Passage:

MAC: Mines and Communities

Mining conflicts in Kyrgyzstan

Published by MAC on 2012-06-12
Source: Reuters, statement

Over a hundred members of a Kyrgystani national youth movement have prevented workers and fuel from entering a key gold mine run by Canada's Centerra Gold.

The protestors are demanding new jobs and revision of the current ownership agreement, under which the state owns 33 percent of the company.

Meanwhile, South Africa's Gold Fields says its seeking the support of local people to re-commence exploration deal for copper and gold in Kyrgyzstan. The company withdrew late last year, after horsemen stormed its camp and beat a security manager.

Centerra is also under attack for its operations in Mongolia. A consortium of Canadian and Mongolian organisations has filed a complaint with the Canadian government, accusing the company of violating Mongolian law and international corporate responsibility guidelines.

Kyrgyz villagers block only road to Centerra Gold mine

By Olga Dzyubenko

Reuters

31 May 2012

BISHKEK - Kyrgyz villagers demanding land and jobs blocked the only road to Centerra Gold's Kumtor mine on Thursday, the latest in a series of disruptions that could jeopardise gold production crucial to the fragile economy of the Central Asian state.

More than 100 members of a national youth movement stopped miners and fuel supplies from entering the gorge that runs to the mine, which contributed nearly 12 percent of Kyrgyzstan's gross domestic product last year, witnesses and officials said.

Task goal: Continue the report on the Kumtor mine road blockade in Kyrgyzstan from the point where it stops.

Excerpted data:
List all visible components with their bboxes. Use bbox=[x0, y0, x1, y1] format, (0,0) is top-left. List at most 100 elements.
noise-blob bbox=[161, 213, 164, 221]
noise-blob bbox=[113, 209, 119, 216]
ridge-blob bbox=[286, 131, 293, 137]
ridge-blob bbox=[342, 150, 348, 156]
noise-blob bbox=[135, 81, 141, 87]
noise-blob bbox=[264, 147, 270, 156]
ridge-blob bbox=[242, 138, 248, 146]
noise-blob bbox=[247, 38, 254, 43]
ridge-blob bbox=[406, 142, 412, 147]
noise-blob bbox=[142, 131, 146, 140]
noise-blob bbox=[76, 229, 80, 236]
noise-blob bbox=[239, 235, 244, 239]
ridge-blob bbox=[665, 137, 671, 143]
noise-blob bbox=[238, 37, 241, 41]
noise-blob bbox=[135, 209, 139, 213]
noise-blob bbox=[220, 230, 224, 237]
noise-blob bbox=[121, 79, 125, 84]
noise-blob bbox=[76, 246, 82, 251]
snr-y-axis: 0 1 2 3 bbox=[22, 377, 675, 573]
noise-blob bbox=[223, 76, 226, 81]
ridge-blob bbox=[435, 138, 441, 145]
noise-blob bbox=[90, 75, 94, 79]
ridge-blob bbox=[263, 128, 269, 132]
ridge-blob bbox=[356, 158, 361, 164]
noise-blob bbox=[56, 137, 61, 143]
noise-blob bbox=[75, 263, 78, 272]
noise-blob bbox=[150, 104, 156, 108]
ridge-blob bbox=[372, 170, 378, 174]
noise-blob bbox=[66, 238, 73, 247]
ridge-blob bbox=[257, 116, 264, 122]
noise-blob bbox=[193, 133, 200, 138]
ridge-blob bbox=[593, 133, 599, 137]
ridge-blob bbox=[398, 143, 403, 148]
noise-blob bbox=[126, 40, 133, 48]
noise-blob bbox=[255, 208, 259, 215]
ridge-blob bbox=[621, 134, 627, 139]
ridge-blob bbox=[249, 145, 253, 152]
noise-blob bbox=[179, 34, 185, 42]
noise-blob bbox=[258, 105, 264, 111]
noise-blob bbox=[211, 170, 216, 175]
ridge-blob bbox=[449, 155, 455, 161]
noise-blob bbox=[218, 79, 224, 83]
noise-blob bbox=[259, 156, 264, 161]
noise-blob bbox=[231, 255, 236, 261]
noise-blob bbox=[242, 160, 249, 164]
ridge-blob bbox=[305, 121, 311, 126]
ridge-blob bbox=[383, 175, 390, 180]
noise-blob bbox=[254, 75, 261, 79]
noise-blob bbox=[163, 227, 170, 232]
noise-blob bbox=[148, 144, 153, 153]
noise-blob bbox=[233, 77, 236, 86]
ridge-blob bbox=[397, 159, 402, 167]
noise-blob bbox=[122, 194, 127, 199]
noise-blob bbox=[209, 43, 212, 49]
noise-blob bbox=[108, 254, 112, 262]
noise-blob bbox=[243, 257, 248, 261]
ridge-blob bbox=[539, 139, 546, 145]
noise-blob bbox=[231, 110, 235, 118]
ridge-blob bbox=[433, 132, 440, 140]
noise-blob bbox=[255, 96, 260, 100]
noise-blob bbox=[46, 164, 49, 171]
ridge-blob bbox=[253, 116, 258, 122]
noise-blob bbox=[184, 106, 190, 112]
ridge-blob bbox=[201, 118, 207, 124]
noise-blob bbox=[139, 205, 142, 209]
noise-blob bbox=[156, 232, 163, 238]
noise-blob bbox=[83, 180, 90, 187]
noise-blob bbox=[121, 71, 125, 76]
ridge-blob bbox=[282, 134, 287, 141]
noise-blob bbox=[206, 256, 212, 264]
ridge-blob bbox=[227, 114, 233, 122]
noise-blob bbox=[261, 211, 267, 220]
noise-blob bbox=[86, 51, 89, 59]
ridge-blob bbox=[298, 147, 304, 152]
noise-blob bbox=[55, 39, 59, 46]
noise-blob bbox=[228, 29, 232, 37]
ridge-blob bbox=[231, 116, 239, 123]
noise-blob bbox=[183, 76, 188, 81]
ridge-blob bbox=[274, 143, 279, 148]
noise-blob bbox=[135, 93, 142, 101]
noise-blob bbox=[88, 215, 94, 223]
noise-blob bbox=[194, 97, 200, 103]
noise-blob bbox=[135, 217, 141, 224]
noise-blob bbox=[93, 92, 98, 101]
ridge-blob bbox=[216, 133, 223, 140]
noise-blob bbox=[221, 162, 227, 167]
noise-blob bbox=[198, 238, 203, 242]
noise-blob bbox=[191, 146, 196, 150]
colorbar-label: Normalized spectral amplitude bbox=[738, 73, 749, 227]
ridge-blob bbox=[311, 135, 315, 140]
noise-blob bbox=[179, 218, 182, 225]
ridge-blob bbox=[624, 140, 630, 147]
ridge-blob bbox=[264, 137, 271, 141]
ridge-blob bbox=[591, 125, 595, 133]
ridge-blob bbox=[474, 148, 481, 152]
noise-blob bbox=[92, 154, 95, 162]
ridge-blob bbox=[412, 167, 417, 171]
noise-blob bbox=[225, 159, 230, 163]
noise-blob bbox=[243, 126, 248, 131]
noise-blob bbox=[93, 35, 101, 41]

Output below:
"The road is blocked," said Sergei Dedyukhin, a spokesman for Kumtor Operating Company, the local unit of Centerra Gold. "Foreign employees coming down from the mine are not being allowed to pass and are having to return to the mine."

The economy in Kyrgyzstan, a mountainous former Soviet republic where per capita GDP is less than a tenth of that in neighbouring Kazakhstan, relies heavily on Kumtor's gold production and remittances from migrant workers.

One of the highest altitude gold mines in the world at nearly 4,000 metres above sea level, Kumtor contributed more than half of Kyrgyzstan's export revenue last year.

Toronto-based Centerra Gold has said any repeat of a 10-day strike in February could jeopardise the mine's ability to meet a 2012 output target, which has already been reduced by a third due to ice movement in the high-altitude pit.

Naris Kalchayev, a local leader of the Kyrgyz Youth Council, said the blockade would continue until the company responded to demands for environmental protection and the return of 16,000 hectares of land to the local region.

He estimated the number of protesters at 200 to 250 and said cars leaving the mine were being allowed passage. Trucks carrying miners and fuel in the other direction, however, were being stopped.

Dedyukhin said the number of protesters was 100 to 150 and that their demands included new jobs and the revision of the current ownership agreement. The Kyrgyz state owns 33 percent of Centerra Gold, which also produces gold in Mongolia.

Disruption

Kyrgyz President Almazbek Atambayev, in power since December, aims to attract investment to develop new mines in a country where Soviet geologists mapped potential reserves of gold, copper, mercury and coal.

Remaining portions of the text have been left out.